» **To do**:
A) Decide whether each statement agrees with the song reviews, answering yes or no and quoting the words of the reviews that settle it. (i) "LLYLM" is Rosalía's first song of the new year. (ii) The National's ninth studio album will include guest appearances from Taylor Swift and Phoebe Bridgers. (iii) Yaeji's debut album is due in May.
B) Reproduce, word for word, everything in the song reviews from "The National: Tropic" down to "and Phoebe Bridgers.".
C) Pick up the song reviews after their final sentence and carry them on.

» **Given passage**:
Click here to listen along to the Spotify playlist.

Rosalía: LLYLM

Rosalía finally broke into the mainstream last year with the release of “MOTOMAMI,” a bold, genre-mashing experiment that managed to be as fun as it was weird (I called it the most exciting pop album of the year in our 2022 roundup).

On “LLYLM,” Rosalía’s first song of the new year, the Spanish singer opens with a nod to her roots, as her voice dances nimbly over rhythmic palmas (a handclapping style central to Flamenco music). But the chorus is pure pop: “I don’t need honesty / Baby, lie like you love me, lie like you love me,” she sings in a high and yearning falsetto, surrounded by spiky synthesizers.

Admittedly, “LLYLM” is safer than most of the music on “MOTOMAMI,” but her fans, myself included, will be basking in the glory of the song’s sugary hook for weeks to come. — Richie Assaly

The National: Tropic Morning News

Like most of us, indie rock legends the National found themselves in a weird creative space the past few years: touring was cancelled, one of their guitarists had moved to Paris and solo projects began to take precedence. It’s as if the band had gone on an unintentional hiatus.

“Tropic Morning News” marks their return and there’s something about a good National song that sends waves of indescribable feels over you. The vibe, steady beat, airy guitars and the unmistakable baritone brilliance of Matt Berninger: it’s all there. The single also arrived with the announcement of the band’s ninth studio album, “First Two Pages of Frankenstein,” which will feature some high profile guest appearances from Taylor Swift and Phoebe Bridgers.

Welcome back The National, we’ve missed you. — Justin Smirlies

Yaeji: For Granted

New York-based producer and DJ Yaeji knows what it’s like to be nervous, even while the going is good.“When I think about it / I don’t even know / How it got to be this way / How it got to be so good,” she shares in her characteristic digital murmur at the beginning of her latest single, “For Granted.”

But as crunchy video game synths start playing ping pong over the beat, you realize this song isn’t about doubt, but instead a hero’s journey toward self-assurance. The colourful production steadily builds toward an echoey climax: “So I stopped the thinking / Let it rest and I’ll flow,” Yaeji concludes, before releasing a euphoric flurry of drum’n’bass. Her debut album, “With A Hammer,” is due in April and is set to explore the process of liberation through destruction. “I want to take all that I’ve suppressed and let it breathe,” Yaeji writes in a newsletter announcing the release. “I want my music to be free.”

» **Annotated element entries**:
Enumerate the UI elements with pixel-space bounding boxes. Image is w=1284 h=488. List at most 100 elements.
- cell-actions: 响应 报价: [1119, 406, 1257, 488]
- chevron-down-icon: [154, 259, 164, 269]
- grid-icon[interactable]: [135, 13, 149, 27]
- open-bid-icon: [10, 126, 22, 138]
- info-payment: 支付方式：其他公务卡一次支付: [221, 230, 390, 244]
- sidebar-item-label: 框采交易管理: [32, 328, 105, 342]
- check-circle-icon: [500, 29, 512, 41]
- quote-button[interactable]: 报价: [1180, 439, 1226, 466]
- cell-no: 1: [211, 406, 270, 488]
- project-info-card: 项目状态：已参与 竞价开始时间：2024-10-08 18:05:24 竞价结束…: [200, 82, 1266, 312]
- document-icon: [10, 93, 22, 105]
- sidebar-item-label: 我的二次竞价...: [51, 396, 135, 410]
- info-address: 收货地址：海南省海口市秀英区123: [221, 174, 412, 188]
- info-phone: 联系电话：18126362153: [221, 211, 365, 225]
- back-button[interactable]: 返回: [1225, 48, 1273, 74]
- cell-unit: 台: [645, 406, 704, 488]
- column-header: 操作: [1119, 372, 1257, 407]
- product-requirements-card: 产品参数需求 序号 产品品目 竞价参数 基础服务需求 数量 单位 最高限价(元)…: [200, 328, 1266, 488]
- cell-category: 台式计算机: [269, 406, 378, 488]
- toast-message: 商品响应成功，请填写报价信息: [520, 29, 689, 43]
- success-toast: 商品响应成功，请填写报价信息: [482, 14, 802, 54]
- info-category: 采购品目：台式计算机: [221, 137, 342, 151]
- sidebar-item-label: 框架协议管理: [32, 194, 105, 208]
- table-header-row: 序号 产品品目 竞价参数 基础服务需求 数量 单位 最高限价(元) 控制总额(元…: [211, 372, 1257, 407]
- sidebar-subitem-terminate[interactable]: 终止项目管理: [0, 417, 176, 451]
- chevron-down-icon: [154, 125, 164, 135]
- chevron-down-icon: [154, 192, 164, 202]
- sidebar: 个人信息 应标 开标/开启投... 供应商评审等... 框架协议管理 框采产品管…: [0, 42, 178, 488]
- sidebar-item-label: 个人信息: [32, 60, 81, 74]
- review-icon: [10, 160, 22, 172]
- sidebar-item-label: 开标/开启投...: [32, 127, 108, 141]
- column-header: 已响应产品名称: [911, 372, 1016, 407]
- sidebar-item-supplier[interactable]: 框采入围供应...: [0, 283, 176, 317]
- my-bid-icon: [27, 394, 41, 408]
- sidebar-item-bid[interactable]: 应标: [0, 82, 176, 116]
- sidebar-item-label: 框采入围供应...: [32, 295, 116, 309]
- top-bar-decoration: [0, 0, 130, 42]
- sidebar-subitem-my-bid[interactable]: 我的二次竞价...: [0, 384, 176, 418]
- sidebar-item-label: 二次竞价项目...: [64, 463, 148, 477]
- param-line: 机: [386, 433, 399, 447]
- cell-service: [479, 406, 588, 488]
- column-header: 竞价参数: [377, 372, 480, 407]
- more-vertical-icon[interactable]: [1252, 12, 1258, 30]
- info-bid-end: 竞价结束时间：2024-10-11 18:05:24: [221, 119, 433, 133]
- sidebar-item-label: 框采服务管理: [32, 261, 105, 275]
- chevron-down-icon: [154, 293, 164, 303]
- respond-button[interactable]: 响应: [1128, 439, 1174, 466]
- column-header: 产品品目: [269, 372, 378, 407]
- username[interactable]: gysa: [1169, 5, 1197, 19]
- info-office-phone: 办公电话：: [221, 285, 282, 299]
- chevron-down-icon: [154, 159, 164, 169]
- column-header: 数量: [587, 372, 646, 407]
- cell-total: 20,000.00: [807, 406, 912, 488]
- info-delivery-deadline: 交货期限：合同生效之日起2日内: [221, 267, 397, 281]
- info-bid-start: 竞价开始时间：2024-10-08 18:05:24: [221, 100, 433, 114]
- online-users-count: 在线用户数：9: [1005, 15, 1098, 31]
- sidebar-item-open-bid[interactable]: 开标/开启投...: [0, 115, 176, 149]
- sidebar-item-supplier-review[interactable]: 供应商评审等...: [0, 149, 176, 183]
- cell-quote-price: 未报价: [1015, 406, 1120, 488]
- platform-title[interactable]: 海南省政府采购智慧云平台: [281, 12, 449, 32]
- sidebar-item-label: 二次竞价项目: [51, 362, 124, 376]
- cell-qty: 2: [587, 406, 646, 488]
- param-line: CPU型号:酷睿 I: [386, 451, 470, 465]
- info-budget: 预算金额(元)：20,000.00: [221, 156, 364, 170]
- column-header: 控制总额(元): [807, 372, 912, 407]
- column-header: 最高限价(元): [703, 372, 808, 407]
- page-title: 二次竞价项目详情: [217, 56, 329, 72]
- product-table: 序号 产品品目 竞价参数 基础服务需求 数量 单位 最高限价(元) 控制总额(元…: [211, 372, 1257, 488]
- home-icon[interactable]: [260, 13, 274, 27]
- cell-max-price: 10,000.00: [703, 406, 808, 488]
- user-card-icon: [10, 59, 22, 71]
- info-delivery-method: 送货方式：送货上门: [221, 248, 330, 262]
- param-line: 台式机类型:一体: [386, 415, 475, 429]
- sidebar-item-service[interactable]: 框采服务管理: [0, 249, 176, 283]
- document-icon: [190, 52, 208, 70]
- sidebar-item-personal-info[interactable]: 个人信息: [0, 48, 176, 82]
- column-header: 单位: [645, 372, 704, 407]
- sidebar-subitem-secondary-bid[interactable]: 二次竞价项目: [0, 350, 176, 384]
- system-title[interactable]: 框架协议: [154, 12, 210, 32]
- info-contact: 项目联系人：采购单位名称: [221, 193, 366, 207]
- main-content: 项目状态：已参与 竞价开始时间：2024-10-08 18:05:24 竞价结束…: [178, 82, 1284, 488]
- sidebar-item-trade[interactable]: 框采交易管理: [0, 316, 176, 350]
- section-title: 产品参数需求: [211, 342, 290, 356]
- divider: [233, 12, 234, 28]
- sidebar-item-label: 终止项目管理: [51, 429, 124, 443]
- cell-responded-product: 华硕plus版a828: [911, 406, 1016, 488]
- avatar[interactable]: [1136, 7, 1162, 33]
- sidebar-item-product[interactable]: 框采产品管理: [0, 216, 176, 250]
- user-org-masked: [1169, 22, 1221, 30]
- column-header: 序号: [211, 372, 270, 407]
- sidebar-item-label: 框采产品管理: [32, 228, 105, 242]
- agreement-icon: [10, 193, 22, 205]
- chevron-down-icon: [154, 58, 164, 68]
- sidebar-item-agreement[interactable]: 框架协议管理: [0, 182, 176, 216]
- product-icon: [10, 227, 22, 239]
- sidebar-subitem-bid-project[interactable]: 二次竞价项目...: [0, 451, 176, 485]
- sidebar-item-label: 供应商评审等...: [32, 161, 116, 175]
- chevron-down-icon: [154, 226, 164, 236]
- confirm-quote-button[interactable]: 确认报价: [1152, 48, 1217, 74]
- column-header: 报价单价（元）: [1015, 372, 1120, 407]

» **Responses**:
A)
(i) Yes: "On “LLYLM,” Rosalía’s first song of the new year"
(ii) Yes: "which will feature some high profile guest appearances from Taylor Swift and Phoebe Bridgers"
(iii) No: "Her debut album, “With A Hammer,” is due in April"

B)
The National: Tropic Morning News

Like most of us, indie rock legends the National found themselves in a weird creative space the past few years: touring was cancelled, one of their guitarists had moved to Paris and solo projects began to take precedence. It’s as if the band had gone on an unintentional hiatus.

“Tropic Morning News” marks their return and there’s something about a good National song that sends waves of indescribable feels over you. The vibe, steady beat, airy guitars and the unmistakable baritone brilliance of Matt Berninger: it’s all there. The single also arrived with the announcement of the band’s ninth studio album, “First Two Pages of Frankenstein,” which will feature some high profile guest appearances from Taylor Swift and Phoebe Bridgers.

C)
Yaeji will perform at Danforth Music Hall on May 13. — Dhriti Gupta

Maisie Peters: Body Better

Gut-punch lyrics set to good-times beats? Yep, that’s Maisie Peters, who with “Body Better” has unleashed the first single of her hotly anticipated second album.

A persistently clever songwriter, Peters has played with paradox before. “Villain” from “You Signed Up for This” and her more recent single “Blonde” are veritable bangers, but their lyrics pierce through to a vulnerable, wounded place. The pain is hidden in plain sight — barbed words disguised by funky synth and warm percussion — and on the eve of National Eating Disorders Awareness Week, the pleading question, “has she got a body better than mine?” is ugly, authentic and raw.

If “Body Better” is a peek into the emotional thrust of Peters’ second album, we all better watch out — it’s going to hurt in the best way possible. — Aisling Murphy

Fall Out Boy: Heartbreak Feels So Good

On the heels of last week’s drop, “Love From the Other Side,” Fall Out Boy released “Heartbreak Feels So Good” on Wednesday. The songs are teasers from the band’s first album in five years and the sound is a significant departure from 2018’s “Mania.” But Patrick Stump’s vocals remain as bright and soulful as ever, and are perfectly paired with bassist Pete Wentz’s metaphor-laden lyrics and flair for the dramatic.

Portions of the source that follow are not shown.